> _What you need to do_
Without including any images, repeat the data exactly.

Records from a data source
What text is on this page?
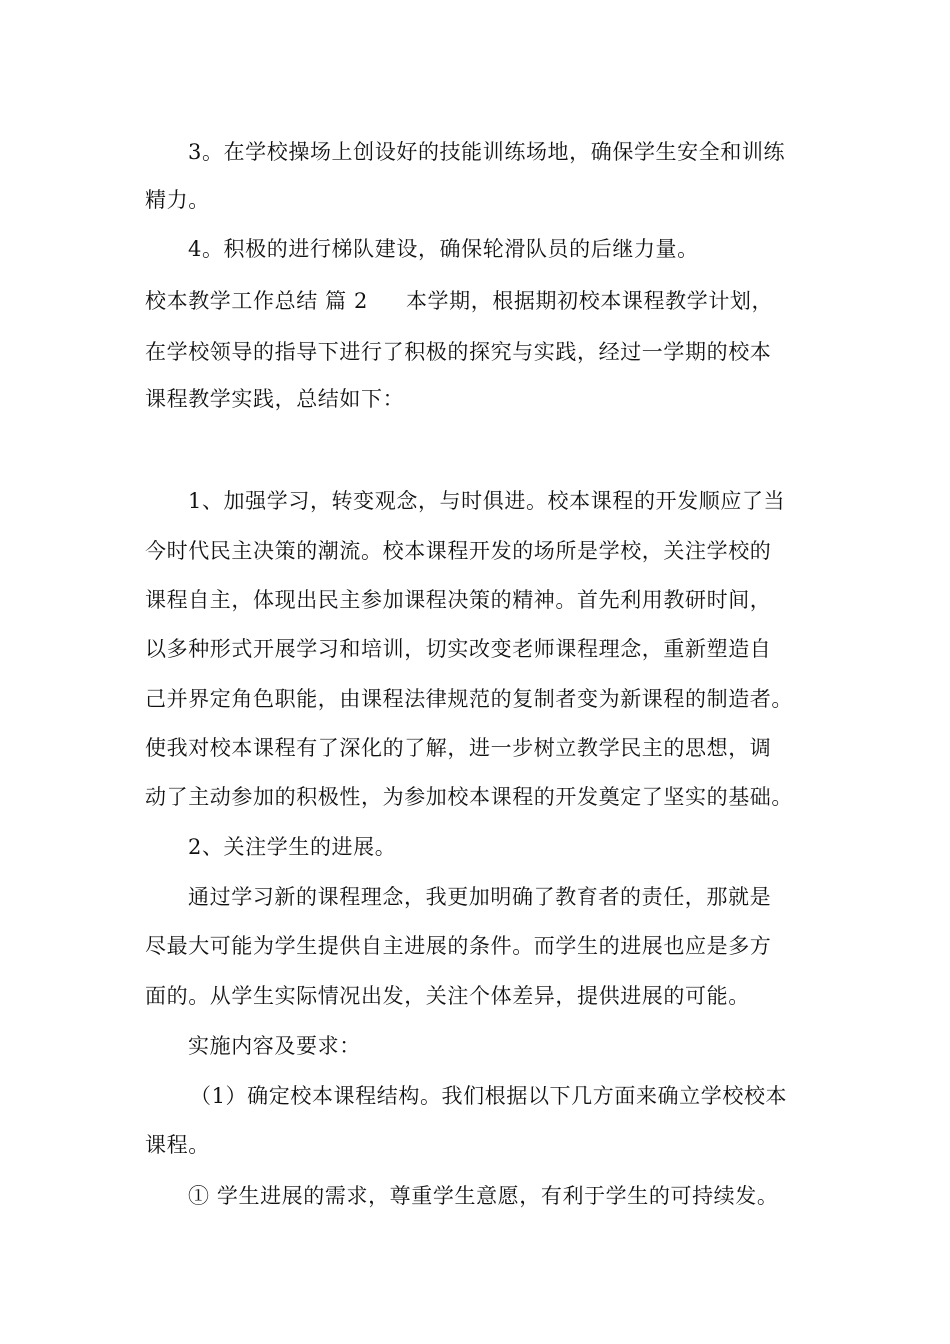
3。在学校操场上创设好的技能训练场地，确保学生安全和训练
精力。
4。积极的进行梯队建设，确保轮滑队员的后继力量。
校本教学工作总结 篇 2 本学期，根据期初校本课程教学计划，
在学校领导的指导下进行了积极的探究与实践，经过一学期的校本
课程教学实践，总结如下：
1、加强学习，转变观念，与时俱进。校本课程的开发顺应了当
今时代民主决策的潮流。校本课程开发的场所是学校，关注学校的
课程自主，体现出民主参加课程决策的精神。首先利用教研时间，
以多种形式开展学习和培训，切实改变老师课程理念，重新塑造自
己并界定角色职能，由课程法律规范的复制者变为新课程的制造者。
使我对校本课程有了深化的了解，进一步树立教学民主的思想，调
动了主动参加的积极性，为参加校本课程的开发奠定了坚实的基础。
2、关注学生的进展。
通过学习新的课程理念，我更加明确了教育者的责任，那就是
尽最大可能为学生提供自主进展的条件。而学生的进展也应是多方
面的。从学生实际情况出发，关注个体差异，提供进展的可能。
实施内容及要求：
（1）确定校本课程结构。我们根据以下几方面来确立学校校本
课程。
① 学生进展的需求，尊重学生意愿，有利于学生的可持续发。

> _The completed task_
What text is on this page?
3。在学校操场上创设好的技能训练场地，确保学生安全和训练
精力。
4。积极的进行梯队建设，确保轮滑队员的后继力量。
校本教学工作总结 篇 2 本学期，根据期初校本课程教学计划，
在学校领导的指导下进行了积极的探究与实践，经过一学期的校本
课程教学实践，总结如下：
1、加强学习，转变观念，与时俱进。校本课程的开发顺应了当
今时代民主决策的潮流。校本课程开发的场所是学校，关注学校的
课程自主，体现出民主参加课程决策的精神。首先利用教研时间，
以多种形式开展学习和培训，切实改变老师课程理念，重新塑造自
己并界定角色职能，由课程法律规范的复制者变为新课程的制造者。
使我对校本课程有了深化的了解，进一步树立教学民主的思想，调
动了主动参加的积极性，为参加校本课程的开发奠定了坚实的基础。
2、关注学生的进展。
通过学习新的课程理念，我更加明确了教育者的责任，那就是
尽最大可能为学生提供自主进展的条件。而学生的进展也应是多方
面的。从学生实际情况出发，关注个体差异，提供进展的可能。
实施内容及要求：
（1）确定校本课程结构。我们根据以下几方面来确立学校校本
课程。
① 学生进展的需求，尊重学生意愿，有利于学生的可持续发。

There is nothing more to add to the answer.